甚至,其性能超過了4倍大的模型,以及專用于多語言任務的模型。
如今LLM已經非常多了,英偉達新發布的語言模型,有何不同?
打造最強通用LLM,單個A100/H100可跑
最近發表的LLM研究受到了Chinchilla模型「縮放定律」的啟發——給定固定計算預算,數據和模型大小一同優化。
而過去,研究主要針對模型大小進行縮放。
研究表明,給定兩個數據分布類似的IsoFLOP GPT模型,一個是在1.4萬億token上的65億參數模型,另一個是3000億token上的2800億參數模型。
顯然,65B的模型在下游任務上的準確性更高。
從推理的角度來看,將計算分配給更多數據的訓練,而不是增加模型大小特別有吸引力,可以減少延遲和服務模型所需的計算量。
因此,語言建模訓練工作的主要焦點已轉向從CommonCrawl等公共資源中,收集高質量的數萬億token數據集。
對此,英偉達研究人員提出了Nemotron-4 15B,來延續這一趨勢。
具體來說,Nemotron-4 15B是在8萬億個token,包括英語、多語種、編碼文本的基礎上進行訓練。
英偉達稱,Nemotron-4 15B的開發目的:
成為能在單個英偉達A100或H100 GPU上運行的最佳「通用大模型」。
架構介紹
Nemotron-4采用了標準的純解碼器Transformer架構,并帶有因果注意掩碼。
核心的超參數,如表1所示。
Nemotron-4有32億個嵌入參數和125億個非嵌入參數。
• • •
◆ **練習說明**
從最後一句之後接著續寫這篇介紹英偉達Nemotron-4 15B模型的文章。

◆ **資料紀錄**
• • •
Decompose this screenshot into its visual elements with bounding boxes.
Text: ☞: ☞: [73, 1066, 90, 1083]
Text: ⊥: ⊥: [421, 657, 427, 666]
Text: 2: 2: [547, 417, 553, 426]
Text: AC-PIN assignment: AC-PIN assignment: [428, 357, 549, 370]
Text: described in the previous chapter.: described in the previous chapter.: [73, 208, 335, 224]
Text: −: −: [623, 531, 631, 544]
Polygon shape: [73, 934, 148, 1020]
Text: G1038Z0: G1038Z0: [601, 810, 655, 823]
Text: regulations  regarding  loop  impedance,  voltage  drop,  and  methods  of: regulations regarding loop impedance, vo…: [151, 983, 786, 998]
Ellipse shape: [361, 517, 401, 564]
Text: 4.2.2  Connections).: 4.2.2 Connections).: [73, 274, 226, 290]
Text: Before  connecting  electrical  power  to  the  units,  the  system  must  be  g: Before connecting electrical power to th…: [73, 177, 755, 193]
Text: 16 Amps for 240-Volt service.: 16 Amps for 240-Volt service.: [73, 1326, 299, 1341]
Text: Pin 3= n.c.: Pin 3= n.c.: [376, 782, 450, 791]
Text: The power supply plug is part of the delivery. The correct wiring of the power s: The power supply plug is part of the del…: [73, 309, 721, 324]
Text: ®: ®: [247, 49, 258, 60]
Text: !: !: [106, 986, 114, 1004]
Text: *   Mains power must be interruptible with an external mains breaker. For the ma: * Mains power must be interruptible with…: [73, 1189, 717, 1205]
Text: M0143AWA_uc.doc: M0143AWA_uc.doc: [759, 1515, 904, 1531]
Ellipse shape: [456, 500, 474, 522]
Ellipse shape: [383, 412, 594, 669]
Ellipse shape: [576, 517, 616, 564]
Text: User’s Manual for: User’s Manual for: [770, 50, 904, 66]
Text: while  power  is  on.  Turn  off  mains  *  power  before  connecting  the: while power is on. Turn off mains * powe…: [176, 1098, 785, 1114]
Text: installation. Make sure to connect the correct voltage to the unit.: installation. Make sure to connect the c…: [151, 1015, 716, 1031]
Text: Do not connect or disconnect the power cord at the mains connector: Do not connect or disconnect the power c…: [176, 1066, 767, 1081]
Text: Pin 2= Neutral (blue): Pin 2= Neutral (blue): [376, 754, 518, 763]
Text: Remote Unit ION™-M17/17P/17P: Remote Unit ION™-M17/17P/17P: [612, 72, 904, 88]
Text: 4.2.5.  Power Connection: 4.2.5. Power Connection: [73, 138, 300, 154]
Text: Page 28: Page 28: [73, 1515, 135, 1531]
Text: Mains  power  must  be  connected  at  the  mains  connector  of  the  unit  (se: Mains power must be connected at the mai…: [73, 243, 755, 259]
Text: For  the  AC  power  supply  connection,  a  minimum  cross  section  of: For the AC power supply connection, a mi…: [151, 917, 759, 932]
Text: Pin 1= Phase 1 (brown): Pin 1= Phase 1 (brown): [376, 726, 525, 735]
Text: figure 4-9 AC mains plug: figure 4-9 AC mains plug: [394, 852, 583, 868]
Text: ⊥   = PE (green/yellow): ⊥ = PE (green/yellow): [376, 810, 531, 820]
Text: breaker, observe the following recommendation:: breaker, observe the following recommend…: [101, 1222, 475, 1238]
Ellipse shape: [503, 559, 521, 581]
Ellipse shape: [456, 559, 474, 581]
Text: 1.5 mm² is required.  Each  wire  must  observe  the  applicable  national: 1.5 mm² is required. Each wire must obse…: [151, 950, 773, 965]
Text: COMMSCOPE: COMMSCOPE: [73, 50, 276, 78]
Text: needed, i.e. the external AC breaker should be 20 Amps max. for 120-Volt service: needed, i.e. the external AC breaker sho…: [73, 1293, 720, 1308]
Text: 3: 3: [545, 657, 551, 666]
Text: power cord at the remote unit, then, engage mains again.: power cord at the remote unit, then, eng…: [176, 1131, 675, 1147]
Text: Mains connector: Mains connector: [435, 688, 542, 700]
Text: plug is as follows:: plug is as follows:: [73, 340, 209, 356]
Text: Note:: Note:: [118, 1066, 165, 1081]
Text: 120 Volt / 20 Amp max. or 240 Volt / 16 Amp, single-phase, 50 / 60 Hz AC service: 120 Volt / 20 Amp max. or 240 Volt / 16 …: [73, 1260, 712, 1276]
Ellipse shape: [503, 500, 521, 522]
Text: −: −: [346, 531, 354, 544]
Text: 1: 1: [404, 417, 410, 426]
• • •
◆ **作答區**
研究人員使用旋轉位置編碼(RoPE)、SentencePiece分詞器、MLP層的平方ReLU激活、無偏置項(bias terms)、零丟失率,以及無限制的輸入輸出嵌入。
通過分組查詢關注(GQA),可實現更快的推理和更低的內存占用。
數據
研究人員在包含8萬億個token的預訓練數據集上訓練Nemotron-4 15B。
分為三種不同類型的數據:英語自然語言數據(70%)、多語言自然語言數據(15%)和源代碼數據(15%)。
英語語料庫由來自各種來源和領域的精選文檔組成,包括網絡文檔、新聞文章、科學論文、書籍等。
代碼和多語言數據包括一組多樣化的自然語言和編程語言。
研究人員發現,從這些語言中適當地采樣token是在這些領域獲得高準確度的關鍵。
此外,研究人員分別在圖3和圖4中共享預訓練數據集中用于代碼和多語言標記的分布。
預訓練
Nemotron-4使用384個DGX H100節點進行訓練。每個節點包含8個基于英偉達Hopper架構的H100 80GB SXM5 GPU。
在執行無稀疏性的16位浮點(bfloat16)算術時,每個H100 GPU的峰值吞吐量為989 teraFLOP/s。
每個節點內,GPU通過NVLink和NVSwitch(nvl)連接;GPU到GPU的帶寬為900 GB/s(每個方向450 GB/s)。
每個節點都有8個NVIDIA Mellanox 400 Gbps HDR InfiniBand主機通道適配器(HCA),用于節點間通信。
研究人員使用8路張量并行和數據并行的組合來訓練模型,還使用了分布式優化器,將優化器狀態分片到數據并行副本上。隨著批大小的增加,數據并行度從96增加到384。
表2總結了批大小提升的3個階段,包括每次迭代時間和模型FLOP/s利用率(MFU)。MFU量化了GPU在模型訓練中的利用效率。訓練大約在13天內完成。
再訓練
與最近的研究類似,研究人員發現在模型訓練結束時,切換數據分布和學習率衰減時間表,可以極大地提高模型質量。
具體來說,在對整個8T預訓練數據集進行訓練之后,使用相同的損失目標,并對與預訓練token相比的較少的token進行持續訓練。
在這一額外的繼續訓練階段,利用兩種不同的數據分布。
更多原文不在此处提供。